Requirement
Return the count of lines with the string "ممارسة" in them, and nothing else.

* begin *

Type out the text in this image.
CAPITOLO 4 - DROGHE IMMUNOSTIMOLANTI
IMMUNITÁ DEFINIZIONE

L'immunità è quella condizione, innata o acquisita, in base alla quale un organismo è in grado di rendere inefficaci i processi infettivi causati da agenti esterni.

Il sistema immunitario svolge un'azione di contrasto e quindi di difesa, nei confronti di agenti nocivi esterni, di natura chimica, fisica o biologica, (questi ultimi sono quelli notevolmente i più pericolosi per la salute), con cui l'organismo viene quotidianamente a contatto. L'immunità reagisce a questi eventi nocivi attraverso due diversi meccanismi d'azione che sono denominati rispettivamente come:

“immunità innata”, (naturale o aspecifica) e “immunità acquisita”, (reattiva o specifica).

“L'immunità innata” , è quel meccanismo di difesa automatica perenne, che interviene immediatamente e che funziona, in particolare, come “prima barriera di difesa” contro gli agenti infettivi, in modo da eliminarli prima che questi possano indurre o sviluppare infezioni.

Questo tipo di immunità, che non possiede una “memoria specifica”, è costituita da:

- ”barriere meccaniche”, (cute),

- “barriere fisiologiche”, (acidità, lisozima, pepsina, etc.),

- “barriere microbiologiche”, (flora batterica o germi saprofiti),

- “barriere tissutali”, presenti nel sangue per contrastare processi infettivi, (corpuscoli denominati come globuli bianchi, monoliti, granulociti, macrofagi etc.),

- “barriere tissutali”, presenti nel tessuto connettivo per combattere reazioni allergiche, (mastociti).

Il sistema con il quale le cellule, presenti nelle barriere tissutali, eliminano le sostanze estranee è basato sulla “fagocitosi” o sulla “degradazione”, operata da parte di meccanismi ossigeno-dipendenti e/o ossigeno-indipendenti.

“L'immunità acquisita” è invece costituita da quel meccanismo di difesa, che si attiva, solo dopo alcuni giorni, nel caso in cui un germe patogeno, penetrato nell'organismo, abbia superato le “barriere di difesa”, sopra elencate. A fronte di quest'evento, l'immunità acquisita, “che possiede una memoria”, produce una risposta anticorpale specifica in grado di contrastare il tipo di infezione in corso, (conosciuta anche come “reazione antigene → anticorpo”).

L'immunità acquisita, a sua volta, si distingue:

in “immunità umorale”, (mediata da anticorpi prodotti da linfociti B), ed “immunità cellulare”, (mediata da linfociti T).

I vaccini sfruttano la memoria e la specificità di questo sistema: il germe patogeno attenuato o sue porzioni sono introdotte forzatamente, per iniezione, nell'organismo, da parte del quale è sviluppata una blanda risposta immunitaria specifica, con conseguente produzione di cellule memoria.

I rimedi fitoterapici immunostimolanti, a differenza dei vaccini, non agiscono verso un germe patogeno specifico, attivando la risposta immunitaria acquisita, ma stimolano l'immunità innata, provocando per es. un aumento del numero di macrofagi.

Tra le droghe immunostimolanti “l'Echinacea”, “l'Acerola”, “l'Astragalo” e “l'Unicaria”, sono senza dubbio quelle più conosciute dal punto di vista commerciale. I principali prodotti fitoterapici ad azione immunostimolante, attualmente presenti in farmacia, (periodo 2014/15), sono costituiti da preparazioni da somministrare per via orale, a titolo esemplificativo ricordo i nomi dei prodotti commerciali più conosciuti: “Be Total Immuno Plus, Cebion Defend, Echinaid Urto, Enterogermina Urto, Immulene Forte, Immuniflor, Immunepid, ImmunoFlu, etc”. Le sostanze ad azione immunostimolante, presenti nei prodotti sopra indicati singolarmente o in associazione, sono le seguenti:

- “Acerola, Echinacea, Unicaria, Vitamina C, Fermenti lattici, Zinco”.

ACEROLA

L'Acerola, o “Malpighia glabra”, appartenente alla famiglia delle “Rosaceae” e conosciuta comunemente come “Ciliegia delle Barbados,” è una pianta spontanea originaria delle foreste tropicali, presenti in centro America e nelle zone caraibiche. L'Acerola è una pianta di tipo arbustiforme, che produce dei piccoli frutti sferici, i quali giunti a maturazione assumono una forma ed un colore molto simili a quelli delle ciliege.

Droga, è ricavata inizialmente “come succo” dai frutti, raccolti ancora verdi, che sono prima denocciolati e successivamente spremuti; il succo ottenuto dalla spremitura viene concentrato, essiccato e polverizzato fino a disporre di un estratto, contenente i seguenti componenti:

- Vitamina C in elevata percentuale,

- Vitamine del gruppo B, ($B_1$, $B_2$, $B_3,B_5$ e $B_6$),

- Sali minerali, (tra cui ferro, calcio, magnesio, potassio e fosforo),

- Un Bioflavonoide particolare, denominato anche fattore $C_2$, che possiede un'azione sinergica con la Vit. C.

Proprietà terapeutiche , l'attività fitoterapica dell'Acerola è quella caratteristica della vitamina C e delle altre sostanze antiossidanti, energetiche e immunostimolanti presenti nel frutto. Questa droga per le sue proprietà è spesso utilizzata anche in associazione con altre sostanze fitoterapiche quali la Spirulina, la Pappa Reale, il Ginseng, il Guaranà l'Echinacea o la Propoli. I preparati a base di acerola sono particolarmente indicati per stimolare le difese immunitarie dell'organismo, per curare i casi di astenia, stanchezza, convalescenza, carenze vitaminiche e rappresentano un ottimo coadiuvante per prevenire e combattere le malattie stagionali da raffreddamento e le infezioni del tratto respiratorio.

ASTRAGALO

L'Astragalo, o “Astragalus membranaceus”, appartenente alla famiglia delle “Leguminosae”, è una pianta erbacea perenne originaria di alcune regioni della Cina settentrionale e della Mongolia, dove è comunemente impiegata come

* end *
* begin *

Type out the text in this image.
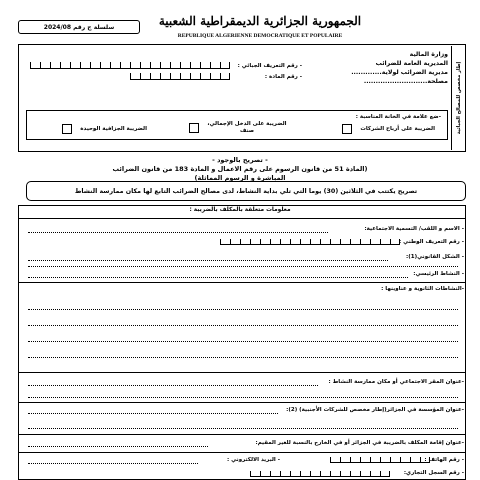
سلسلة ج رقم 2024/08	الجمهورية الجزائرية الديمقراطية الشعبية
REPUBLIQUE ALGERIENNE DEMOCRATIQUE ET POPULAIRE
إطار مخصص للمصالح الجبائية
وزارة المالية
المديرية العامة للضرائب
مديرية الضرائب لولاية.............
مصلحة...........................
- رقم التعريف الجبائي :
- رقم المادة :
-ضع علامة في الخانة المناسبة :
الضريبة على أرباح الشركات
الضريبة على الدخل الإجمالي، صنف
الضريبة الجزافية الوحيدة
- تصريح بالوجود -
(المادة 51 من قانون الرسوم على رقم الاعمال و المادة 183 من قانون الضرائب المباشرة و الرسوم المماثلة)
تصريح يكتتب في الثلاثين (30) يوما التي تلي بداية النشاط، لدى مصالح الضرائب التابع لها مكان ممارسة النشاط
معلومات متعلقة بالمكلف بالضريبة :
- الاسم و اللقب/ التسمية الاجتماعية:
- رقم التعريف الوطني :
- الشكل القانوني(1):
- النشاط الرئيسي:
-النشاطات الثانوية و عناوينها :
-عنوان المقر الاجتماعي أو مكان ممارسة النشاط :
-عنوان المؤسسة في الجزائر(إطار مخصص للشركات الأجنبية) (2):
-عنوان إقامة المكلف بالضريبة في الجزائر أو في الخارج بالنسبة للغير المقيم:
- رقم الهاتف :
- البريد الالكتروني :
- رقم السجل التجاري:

* end *

Answer
2